++++ DATASET EXCERPTS ++++

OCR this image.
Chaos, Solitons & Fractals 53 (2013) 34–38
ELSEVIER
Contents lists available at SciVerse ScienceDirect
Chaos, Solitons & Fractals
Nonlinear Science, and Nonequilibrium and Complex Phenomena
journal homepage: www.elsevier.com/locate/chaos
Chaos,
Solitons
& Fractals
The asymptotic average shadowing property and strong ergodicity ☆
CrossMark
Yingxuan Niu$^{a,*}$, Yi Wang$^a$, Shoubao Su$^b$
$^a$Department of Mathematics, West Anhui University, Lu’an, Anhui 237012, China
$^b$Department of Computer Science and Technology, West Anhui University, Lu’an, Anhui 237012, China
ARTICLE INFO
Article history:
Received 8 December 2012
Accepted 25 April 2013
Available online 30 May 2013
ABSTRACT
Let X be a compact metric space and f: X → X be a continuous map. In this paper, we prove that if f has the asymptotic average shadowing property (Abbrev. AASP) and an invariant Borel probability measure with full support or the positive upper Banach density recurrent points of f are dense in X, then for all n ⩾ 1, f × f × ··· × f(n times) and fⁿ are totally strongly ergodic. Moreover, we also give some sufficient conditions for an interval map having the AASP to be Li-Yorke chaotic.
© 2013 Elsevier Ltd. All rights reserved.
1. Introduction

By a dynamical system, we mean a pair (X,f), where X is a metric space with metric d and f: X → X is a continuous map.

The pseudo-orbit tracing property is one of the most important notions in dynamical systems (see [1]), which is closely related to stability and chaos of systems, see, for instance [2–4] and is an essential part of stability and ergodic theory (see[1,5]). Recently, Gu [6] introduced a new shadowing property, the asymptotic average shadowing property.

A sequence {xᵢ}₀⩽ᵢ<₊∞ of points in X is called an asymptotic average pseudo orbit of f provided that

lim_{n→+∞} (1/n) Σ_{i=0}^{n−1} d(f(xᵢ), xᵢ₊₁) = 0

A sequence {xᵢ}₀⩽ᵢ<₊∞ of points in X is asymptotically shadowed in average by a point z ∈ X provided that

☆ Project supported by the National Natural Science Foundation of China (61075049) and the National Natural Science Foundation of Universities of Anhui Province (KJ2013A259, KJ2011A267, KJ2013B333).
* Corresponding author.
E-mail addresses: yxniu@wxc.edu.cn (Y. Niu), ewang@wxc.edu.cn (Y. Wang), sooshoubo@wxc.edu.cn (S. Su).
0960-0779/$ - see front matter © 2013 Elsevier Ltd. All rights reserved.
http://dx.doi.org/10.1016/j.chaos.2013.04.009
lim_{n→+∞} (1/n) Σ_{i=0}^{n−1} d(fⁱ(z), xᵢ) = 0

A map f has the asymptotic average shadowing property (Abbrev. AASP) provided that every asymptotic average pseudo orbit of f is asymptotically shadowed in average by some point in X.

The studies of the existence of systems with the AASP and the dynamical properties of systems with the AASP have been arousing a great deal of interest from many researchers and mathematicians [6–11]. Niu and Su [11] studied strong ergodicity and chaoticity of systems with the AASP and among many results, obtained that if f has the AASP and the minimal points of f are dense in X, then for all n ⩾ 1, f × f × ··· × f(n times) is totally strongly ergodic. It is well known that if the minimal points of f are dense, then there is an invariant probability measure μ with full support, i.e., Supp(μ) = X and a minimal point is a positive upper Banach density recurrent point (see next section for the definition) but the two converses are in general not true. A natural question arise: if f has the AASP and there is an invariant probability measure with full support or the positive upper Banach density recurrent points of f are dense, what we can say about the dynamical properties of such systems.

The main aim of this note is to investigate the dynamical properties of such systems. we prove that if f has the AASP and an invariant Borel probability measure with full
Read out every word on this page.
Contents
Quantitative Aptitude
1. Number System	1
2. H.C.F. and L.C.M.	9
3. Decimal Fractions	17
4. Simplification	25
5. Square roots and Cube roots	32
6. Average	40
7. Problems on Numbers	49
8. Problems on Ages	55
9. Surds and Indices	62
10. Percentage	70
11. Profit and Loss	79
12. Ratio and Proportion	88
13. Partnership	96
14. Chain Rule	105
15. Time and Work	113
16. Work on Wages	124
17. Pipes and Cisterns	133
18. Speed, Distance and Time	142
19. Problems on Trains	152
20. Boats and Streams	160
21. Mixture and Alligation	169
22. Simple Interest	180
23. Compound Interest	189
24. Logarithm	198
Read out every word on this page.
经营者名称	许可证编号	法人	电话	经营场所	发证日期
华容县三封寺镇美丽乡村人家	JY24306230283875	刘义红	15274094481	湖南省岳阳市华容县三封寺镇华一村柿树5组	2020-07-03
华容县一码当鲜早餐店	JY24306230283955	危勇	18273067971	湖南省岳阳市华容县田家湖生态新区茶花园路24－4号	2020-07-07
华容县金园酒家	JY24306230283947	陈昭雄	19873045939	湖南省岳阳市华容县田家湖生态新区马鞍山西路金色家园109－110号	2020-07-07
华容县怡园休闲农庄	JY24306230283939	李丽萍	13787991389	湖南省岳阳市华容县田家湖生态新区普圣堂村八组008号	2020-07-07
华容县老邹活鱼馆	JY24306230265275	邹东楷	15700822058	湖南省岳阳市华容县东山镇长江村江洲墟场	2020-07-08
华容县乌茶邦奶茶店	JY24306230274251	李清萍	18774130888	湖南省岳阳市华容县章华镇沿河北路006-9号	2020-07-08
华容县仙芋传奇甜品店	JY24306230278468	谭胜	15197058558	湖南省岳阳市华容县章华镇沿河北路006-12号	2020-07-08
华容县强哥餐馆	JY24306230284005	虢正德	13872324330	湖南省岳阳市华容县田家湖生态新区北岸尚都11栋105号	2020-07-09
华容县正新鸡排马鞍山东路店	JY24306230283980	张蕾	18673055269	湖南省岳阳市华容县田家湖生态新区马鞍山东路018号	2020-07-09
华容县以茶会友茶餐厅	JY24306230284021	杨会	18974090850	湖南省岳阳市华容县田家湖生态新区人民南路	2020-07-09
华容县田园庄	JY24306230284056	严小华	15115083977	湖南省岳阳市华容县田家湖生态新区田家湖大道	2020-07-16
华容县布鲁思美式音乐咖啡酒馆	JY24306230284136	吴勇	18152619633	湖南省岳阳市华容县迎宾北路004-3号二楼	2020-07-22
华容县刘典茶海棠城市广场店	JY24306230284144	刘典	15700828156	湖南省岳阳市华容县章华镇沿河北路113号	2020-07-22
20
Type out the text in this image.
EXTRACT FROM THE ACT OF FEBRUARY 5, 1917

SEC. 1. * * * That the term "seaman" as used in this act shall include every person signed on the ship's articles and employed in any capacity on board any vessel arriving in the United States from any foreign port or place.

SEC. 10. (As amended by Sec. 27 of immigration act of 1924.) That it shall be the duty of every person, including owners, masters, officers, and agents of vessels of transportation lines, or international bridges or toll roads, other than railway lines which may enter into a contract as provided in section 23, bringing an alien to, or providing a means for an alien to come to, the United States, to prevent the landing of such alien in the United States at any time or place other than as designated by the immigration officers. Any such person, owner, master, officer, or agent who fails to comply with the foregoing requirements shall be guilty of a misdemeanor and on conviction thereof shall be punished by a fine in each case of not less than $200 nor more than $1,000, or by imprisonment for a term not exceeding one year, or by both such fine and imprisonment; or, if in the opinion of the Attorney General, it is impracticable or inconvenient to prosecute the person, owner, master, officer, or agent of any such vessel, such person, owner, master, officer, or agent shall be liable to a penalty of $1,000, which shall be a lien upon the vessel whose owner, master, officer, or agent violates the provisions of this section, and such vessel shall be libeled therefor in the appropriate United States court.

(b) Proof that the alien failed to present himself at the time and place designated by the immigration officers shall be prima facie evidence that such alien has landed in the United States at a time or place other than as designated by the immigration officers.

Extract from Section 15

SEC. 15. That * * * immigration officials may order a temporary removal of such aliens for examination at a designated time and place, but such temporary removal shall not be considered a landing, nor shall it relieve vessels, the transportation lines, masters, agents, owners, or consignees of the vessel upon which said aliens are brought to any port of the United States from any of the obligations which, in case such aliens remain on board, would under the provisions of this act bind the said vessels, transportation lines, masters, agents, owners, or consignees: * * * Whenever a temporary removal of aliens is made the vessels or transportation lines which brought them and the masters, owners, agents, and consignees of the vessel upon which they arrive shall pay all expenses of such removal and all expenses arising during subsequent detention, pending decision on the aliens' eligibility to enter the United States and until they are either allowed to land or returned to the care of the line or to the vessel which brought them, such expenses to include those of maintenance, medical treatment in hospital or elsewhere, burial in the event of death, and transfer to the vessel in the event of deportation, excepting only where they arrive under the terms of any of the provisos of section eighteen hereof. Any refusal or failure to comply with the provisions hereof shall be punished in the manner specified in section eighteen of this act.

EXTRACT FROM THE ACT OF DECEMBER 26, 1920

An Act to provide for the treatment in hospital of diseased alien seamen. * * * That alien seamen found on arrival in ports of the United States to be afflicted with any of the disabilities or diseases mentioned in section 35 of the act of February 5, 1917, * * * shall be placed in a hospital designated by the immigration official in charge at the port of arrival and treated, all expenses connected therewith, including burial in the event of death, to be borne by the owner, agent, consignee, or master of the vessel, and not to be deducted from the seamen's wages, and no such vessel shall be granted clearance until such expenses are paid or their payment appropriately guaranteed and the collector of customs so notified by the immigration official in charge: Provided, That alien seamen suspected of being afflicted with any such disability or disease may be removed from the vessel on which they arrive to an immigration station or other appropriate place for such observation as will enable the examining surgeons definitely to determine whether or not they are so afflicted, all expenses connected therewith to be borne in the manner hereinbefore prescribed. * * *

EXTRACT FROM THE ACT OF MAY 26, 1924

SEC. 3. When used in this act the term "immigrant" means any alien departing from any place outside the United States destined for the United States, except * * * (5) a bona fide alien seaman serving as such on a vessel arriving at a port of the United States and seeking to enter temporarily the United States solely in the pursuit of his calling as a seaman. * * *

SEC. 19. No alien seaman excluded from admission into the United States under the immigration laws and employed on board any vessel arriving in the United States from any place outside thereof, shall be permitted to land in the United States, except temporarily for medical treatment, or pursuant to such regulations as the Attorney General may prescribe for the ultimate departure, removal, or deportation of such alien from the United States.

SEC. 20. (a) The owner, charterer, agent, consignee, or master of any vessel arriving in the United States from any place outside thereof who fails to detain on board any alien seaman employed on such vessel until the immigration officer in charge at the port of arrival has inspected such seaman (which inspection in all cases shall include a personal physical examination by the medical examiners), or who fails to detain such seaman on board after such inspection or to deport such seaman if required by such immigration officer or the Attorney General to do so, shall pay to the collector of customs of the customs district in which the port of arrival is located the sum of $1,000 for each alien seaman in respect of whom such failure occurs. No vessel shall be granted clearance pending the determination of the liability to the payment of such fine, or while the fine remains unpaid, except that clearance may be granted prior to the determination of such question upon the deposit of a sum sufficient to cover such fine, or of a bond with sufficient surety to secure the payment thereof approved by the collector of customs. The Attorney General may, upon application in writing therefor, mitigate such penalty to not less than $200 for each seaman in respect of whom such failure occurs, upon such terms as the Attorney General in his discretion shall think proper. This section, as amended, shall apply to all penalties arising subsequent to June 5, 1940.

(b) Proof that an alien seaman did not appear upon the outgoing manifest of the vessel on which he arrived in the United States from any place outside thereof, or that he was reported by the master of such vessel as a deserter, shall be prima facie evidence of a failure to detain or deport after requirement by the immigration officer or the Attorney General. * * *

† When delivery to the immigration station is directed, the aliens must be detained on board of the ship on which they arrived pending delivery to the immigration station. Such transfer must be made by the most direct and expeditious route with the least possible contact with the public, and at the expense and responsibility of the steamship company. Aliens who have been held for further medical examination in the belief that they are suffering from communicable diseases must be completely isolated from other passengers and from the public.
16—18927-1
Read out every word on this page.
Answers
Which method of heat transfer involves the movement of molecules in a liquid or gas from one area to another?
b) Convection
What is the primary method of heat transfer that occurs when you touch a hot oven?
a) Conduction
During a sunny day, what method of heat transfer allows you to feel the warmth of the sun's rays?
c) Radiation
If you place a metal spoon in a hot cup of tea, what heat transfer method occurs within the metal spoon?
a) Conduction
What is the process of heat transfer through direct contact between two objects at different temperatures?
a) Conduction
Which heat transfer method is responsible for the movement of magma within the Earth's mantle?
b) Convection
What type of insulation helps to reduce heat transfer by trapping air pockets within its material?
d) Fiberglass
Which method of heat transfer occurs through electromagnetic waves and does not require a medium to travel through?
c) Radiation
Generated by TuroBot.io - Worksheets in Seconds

++++

**GOAL OF THE EXERCISE**
Write out every line of the entries that holds the word "University".

**ANSWER TO THE PROBLEM**
$^a$Department of Mathematics, West Anhui University, Lu’an, Anhui 237012, China
$^b$Department of Computer Science and Technology, West Anhui University, Lu’an, Anhui 237012, China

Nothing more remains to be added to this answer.